Dataset items
________

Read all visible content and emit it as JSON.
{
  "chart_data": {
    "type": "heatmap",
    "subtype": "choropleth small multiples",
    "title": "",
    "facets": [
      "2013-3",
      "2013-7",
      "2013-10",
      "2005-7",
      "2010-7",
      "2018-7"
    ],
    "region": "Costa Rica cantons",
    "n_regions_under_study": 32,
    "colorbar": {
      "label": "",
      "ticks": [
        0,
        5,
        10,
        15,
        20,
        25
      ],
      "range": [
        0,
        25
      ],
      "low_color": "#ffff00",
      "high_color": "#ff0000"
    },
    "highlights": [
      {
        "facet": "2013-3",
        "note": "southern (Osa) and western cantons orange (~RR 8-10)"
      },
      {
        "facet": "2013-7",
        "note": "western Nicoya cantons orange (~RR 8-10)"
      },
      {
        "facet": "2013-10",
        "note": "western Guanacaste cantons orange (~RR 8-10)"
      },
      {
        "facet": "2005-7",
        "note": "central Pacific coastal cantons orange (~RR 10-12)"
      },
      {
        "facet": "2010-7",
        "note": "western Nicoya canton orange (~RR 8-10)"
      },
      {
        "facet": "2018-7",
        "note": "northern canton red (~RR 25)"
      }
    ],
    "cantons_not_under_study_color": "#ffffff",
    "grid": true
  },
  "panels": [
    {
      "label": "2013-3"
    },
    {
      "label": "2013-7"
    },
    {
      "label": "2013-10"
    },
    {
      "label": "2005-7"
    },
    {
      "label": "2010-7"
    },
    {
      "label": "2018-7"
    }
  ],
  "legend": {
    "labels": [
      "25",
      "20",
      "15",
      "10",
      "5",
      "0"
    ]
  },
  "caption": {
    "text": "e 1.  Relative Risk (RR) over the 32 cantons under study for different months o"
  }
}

________

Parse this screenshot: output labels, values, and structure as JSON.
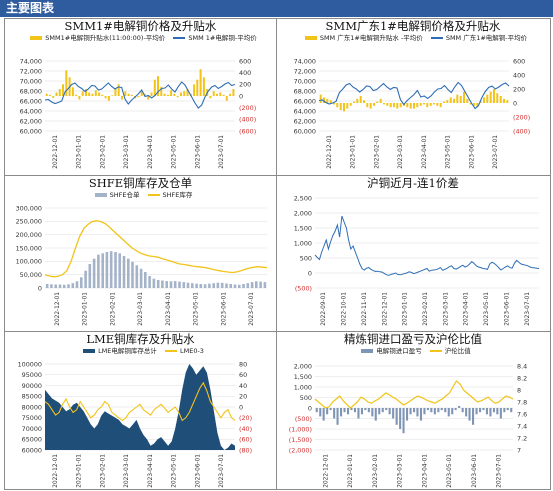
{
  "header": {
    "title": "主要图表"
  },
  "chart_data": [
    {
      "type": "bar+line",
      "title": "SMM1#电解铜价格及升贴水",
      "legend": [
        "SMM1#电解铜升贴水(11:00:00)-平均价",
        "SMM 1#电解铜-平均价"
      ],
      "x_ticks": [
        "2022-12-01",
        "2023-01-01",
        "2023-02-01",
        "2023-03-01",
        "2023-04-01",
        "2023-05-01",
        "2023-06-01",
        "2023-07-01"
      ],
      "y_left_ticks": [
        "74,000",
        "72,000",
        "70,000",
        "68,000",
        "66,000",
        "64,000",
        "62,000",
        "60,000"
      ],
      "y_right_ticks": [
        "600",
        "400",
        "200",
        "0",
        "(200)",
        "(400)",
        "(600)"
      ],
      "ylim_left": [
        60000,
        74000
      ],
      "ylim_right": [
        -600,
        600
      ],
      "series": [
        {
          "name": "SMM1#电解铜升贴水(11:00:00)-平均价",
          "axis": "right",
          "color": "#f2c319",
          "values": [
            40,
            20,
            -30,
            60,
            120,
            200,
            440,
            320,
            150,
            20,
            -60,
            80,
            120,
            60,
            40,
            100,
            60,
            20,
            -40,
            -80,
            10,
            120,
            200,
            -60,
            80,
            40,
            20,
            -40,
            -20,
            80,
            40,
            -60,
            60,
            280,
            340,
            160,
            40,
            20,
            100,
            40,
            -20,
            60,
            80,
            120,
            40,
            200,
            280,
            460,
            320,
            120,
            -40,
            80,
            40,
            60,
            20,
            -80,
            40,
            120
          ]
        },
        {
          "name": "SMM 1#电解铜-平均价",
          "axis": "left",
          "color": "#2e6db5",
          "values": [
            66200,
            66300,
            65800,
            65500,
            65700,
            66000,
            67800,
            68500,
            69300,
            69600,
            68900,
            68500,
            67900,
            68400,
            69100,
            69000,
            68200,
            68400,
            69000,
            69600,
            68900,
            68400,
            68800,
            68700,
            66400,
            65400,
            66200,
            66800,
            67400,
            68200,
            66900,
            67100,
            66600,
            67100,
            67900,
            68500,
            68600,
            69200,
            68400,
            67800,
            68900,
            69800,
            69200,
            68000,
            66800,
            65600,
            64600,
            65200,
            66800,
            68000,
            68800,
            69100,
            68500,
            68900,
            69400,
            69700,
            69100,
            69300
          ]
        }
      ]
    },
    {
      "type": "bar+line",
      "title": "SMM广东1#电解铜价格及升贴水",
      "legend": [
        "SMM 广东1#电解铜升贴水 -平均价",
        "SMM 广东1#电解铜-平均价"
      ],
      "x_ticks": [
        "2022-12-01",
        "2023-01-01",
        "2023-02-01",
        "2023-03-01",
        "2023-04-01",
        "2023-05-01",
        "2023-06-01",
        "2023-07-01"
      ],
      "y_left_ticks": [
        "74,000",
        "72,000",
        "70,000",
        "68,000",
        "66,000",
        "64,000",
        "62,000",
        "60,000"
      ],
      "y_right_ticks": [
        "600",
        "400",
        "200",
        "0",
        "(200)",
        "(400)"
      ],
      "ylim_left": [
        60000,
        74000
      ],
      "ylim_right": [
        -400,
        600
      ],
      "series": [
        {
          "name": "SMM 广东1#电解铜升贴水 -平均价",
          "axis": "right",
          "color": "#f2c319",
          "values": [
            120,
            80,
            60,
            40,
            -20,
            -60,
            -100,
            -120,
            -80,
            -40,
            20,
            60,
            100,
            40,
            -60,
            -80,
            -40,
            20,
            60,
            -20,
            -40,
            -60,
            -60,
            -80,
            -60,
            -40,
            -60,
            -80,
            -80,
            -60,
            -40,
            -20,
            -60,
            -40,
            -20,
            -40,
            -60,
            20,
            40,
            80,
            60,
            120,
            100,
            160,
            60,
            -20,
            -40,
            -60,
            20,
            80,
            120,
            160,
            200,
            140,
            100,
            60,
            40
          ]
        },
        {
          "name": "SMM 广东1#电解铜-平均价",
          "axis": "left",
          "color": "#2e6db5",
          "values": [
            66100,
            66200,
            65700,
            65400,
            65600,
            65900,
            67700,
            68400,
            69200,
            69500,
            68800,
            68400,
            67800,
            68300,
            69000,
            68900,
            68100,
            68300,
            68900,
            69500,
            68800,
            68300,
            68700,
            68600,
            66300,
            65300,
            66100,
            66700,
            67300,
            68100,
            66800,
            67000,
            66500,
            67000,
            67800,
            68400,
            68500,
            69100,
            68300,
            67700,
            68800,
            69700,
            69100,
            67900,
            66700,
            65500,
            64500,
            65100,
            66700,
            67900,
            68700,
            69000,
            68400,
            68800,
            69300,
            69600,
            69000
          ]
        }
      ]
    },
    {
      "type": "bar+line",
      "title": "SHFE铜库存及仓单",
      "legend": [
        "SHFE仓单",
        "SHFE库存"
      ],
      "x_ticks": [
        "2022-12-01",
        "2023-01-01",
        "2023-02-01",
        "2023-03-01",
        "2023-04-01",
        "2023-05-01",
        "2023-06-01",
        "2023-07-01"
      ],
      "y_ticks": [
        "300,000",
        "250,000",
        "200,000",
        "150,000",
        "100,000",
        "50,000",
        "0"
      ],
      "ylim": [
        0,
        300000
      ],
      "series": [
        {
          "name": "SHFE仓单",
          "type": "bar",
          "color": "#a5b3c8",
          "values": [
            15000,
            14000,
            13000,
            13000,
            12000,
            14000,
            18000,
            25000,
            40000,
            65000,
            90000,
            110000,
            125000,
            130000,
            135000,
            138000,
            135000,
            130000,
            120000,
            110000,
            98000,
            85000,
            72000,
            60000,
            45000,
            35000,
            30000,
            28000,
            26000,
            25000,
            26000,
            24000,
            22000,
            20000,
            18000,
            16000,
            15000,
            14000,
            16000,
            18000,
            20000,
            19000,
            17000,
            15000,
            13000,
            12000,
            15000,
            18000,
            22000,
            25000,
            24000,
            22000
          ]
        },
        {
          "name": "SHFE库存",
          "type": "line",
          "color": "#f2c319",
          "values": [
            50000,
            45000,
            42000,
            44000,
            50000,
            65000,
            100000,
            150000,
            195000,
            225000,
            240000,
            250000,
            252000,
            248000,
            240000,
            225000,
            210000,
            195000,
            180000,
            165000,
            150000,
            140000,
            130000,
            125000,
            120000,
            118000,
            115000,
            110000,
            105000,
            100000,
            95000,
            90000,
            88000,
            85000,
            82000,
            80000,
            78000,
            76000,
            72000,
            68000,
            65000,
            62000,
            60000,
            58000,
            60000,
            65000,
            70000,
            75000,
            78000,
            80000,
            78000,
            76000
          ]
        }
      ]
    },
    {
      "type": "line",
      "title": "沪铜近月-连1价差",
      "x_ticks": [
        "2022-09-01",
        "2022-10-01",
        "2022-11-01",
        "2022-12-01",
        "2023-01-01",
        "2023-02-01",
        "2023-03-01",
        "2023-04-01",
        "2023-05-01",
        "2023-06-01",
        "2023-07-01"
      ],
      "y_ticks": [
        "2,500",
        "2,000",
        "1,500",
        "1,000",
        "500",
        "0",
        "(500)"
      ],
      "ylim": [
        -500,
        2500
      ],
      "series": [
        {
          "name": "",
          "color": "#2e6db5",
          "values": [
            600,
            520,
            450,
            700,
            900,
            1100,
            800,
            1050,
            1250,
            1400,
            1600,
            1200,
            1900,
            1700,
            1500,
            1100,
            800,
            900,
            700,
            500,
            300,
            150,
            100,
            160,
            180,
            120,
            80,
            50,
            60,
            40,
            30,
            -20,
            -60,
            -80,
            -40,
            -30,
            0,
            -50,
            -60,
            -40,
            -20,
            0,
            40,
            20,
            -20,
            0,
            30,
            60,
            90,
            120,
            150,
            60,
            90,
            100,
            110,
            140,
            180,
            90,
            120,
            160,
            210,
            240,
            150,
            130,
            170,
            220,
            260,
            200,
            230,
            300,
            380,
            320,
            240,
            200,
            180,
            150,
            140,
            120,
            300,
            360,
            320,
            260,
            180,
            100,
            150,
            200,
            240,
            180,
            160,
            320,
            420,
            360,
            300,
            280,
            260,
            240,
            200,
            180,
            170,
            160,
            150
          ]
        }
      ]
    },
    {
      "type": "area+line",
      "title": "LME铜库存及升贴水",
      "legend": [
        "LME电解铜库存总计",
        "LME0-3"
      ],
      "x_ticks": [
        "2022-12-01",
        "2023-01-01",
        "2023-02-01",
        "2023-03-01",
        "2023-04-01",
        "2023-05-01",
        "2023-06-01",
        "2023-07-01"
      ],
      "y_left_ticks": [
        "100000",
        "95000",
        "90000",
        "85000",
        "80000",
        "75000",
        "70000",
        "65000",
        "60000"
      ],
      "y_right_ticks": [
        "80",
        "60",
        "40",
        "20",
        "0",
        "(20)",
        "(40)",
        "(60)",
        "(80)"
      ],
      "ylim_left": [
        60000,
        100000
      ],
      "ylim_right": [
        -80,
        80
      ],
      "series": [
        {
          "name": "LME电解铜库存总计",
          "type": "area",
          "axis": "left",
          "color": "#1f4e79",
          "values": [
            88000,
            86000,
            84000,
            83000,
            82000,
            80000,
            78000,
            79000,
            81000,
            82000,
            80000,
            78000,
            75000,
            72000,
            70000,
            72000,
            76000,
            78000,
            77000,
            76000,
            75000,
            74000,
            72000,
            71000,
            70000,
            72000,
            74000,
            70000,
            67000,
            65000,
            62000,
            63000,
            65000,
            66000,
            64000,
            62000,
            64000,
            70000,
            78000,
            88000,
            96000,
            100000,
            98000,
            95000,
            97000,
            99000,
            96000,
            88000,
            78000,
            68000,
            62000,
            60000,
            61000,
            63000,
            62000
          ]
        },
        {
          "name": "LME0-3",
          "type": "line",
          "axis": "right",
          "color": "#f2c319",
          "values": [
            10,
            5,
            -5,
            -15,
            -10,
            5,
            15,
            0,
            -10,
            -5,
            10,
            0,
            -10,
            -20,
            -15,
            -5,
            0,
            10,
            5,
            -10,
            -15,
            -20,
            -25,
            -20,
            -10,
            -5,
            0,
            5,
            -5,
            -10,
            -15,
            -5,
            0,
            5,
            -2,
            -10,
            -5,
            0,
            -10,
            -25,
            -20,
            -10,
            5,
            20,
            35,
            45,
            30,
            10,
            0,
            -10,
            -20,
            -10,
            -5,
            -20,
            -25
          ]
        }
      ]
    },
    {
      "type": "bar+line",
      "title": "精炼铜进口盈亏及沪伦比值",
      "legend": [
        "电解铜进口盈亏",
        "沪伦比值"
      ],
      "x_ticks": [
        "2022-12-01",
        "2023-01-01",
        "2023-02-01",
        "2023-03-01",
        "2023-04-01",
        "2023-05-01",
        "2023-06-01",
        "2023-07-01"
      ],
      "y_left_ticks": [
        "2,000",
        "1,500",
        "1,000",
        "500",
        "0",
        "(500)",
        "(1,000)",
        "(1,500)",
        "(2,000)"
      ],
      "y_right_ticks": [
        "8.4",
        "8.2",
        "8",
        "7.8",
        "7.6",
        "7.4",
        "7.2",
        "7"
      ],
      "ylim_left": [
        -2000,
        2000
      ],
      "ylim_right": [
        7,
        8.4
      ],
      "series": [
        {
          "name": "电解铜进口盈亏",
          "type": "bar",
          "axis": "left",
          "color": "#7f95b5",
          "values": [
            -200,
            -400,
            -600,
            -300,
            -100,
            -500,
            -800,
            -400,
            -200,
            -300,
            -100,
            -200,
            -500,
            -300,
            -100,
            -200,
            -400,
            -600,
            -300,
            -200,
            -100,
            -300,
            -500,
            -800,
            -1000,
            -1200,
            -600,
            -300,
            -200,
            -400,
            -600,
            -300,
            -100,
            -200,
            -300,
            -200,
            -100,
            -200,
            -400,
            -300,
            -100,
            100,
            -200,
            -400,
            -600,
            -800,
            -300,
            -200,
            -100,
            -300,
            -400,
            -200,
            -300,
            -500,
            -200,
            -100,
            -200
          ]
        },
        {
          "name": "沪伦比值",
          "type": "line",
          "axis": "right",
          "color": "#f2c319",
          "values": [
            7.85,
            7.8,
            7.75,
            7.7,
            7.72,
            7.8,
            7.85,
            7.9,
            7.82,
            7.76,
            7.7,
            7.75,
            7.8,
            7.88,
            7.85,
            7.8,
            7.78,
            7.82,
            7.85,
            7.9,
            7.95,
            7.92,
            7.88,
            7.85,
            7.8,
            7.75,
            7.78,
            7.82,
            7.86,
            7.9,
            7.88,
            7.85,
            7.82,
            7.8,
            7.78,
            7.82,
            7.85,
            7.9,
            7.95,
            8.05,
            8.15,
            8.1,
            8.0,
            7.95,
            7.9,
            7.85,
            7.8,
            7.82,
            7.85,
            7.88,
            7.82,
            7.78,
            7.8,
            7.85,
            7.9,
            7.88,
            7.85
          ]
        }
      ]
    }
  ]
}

________

### Task statement:
For the listing above, identify each line bearing "title".

### Result of this task:
    "title": "",
    "title": "主要图表"
      "title": "SMM1#电解铜价格及升贴水",
      "title": "SMM广东1#电解铜价格及升贴水",
      "title": "SHFE铜库存及仓单",
      "title": "沪铜近月-连1价差",
      "title": "LME铜库存及升贴水",
      "title": "精炼铜进口盈亏及沪伦比值",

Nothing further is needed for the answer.